▶ AIM OF THE TASK
Pull out every line of the listing below where "ylabel" appears.

▶ LISTED ENTRIES
══════════════════════════════

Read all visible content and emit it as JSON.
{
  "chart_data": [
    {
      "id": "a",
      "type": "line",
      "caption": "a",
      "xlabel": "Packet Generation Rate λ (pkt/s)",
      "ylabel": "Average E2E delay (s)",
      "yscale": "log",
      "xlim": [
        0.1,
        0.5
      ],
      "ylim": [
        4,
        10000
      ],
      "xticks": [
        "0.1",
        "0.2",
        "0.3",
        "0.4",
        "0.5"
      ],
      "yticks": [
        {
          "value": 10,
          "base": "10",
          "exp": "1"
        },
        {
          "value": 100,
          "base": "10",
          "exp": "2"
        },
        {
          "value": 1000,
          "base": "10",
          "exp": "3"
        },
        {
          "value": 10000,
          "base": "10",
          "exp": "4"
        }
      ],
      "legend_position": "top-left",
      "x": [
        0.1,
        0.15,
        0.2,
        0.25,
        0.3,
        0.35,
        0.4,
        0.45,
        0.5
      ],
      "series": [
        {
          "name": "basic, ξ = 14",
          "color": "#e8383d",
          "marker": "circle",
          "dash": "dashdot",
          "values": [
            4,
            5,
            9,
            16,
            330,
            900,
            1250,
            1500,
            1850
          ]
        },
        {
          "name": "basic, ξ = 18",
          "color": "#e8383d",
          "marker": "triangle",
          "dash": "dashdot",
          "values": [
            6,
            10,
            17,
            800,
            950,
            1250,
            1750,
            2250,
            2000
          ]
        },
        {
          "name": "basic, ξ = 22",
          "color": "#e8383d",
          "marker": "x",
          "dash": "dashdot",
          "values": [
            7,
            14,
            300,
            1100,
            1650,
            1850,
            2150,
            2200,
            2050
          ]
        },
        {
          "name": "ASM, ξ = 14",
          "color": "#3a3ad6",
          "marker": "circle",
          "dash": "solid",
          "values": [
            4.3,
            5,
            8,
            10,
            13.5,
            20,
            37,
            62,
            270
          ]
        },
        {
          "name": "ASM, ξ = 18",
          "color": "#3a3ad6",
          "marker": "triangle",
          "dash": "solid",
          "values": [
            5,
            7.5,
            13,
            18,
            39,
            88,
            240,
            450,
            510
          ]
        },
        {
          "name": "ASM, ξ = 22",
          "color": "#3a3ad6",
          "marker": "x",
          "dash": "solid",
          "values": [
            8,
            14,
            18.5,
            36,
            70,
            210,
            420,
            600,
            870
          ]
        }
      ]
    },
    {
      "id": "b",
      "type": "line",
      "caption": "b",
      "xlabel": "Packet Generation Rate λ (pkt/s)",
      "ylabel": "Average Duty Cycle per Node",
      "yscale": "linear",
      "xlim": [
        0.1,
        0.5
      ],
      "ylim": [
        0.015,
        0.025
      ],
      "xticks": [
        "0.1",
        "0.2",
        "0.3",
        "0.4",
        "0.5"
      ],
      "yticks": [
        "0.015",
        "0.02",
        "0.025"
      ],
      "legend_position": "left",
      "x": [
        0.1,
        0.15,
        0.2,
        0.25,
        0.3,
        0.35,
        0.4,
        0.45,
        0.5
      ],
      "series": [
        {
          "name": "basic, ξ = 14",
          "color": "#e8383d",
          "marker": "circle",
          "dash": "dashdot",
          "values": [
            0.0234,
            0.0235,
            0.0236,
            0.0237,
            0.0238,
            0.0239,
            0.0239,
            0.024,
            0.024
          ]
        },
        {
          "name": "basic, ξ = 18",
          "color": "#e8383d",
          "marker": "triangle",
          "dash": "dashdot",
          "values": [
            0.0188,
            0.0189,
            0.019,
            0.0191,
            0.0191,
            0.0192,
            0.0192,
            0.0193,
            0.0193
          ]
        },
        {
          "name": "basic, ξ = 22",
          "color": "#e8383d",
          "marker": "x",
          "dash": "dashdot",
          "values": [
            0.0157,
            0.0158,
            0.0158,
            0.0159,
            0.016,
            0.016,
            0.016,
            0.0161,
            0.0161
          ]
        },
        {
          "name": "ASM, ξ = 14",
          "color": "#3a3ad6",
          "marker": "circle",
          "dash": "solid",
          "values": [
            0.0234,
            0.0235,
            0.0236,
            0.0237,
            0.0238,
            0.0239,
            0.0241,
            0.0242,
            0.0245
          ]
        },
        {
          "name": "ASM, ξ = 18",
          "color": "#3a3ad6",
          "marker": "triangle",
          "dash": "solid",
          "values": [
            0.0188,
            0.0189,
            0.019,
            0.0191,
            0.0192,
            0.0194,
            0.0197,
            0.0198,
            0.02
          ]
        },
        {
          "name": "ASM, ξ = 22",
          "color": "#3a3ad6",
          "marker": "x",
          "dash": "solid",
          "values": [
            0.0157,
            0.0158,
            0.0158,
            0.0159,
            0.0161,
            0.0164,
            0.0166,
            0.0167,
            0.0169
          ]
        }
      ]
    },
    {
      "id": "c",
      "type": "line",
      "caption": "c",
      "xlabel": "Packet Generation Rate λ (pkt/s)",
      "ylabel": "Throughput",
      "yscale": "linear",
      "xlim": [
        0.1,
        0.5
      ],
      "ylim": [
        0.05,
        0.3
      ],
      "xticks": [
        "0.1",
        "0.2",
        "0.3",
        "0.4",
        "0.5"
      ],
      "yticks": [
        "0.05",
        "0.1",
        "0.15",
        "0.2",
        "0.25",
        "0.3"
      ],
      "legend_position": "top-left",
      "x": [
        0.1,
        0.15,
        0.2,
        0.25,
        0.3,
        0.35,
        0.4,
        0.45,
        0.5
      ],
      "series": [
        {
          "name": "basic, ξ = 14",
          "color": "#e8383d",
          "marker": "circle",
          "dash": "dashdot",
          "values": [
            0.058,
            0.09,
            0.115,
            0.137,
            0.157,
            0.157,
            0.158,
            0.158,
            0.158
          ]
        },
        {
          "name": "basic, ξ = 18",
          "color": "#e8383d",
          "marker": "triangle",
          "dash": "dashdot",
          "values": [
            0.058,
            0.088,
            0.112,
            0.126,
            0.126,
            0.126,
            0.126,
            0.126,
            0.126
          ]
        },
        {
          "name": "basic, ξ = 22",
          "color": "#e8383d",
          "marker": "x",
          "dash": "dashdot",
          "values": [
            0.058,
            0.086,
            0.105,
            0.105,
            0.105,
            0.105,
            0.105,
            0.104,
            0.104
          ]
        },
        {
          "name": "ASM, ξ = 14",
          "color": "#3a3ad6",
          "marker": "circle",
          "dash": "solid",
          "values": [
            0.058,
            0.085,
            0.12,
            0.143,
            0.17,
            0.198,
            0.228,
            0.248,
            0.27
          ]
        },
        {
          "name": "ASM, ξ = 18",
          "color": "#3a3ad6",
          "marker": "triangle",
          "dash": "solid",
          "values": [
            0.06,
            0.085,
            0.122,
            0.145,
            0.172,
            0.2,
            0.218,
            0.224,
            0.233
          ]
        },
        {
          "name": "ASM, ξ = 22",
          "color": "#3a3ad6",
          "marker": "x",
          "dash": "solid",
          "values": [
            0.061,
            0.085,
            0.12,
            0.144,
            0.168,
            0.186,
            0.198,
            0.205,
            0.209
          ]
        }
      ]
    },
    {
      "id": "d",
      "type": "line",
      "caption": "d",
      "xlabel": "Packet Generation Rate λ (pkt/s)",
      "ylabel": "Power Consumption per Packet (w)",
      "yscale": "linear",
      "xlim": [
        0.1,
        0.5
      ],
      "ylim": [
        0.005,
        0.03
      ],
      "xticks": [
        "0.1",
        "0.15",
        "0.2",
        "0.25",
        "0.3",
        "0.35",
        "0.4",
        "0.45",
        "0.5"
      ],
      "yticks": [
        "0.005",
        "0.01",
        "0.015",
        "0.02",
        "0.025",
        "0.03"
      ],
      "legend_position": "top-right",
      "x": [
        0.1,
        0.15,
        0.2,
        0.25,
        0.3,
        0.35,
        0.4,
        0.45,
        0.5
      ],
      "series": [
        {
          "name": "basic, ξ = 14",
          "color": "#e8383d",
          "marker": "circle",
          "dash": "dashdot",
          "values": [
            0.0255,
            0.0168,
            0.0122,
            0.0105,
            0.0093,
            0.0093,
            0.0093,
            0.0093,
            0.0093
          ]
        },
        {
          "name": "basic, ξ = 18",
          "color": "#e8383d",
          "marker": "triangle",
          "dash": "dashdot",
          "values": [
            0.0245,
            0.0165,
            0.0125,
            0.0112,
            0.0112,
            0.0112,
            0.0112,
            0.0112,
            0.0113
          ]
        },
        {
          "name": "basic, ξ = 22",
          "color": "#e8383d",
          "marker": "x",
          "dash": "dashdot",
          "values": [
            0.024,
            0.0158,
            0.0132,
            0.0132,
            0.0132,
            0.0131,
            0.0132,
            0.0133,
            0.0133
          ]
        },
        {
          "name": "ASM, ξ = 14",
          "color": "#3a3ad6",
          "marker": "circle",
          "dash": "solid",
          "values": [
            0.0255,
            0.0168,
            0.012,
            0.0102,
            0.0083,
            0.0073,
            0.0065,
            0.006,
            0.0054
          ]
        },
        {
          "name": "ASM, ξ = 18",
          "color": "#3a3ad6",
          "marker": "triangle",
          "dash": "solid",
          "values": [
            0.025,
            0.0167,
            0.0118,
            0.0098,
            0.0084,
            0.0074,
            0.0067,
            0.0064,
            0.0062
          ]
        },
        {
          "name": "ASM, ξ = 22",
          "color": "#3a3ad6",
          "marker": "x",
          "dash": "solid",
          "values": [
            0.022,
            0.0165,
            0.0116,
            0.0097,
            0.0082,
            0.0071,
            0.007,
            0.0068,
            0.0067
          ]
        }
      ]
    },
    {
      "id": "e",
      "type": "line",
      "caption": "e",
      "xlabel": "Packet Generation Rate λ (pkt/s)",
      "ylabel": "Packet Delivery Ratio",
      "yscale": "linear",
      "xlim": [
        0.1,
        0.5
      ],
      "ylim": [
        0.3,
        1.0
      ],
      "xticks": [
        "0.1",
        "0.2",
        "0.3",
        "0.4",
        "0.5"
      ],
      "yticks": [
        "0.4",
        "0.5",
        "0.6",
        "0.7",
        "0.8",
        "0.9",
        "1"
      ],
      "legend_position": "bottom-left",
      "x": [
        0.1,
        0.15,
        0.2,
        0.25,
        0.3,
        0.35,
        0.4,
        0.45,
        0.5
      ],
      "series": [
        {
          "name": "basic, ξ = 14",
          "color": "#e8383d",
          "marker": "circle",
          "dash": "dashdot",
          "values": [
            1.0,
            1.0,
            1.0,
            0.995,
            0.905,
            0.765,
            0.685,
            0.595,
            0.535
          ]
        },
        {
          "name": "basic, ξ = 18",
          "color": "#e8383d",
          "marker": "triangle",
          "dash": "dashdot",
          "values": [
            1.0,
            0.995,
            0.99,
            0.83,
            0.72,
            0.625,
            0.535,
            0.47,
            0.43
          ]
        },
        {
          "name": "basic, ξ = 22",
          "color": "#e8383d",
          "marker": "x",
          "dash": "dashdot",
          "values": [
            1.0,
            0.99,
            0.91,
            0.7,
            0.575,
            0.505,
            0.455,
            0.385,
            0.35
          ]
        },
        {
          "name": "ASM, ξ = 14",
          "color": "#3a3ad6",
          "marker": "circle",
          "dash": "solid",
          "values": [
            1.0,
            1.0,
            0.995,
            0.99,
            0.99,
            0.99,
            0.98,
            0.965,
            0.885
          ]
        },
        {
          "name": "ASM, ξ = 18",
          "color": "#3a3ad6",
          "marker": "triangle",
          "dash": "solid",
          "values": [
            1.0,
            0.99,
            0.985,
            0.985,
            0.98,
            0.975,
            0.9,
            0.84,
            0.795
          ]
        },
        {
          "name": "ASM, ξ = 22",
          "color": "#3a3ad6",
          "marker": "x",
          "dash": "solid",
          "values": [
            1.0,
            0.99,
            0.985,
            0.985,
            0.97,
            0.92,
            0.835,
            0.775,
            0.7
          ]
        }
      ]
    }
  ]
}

══════════════════════════════

▶ EXPECTED ANSWER
      "ylabel": "Average E2E delay (s)",
      "ylabel": "Average Duty Cycle per Node",
      "ylabel": "Throughput",
      "ylabel": "Power Consumption per Packet (w)",
      "ylabel": "Packet Delivery Ratio",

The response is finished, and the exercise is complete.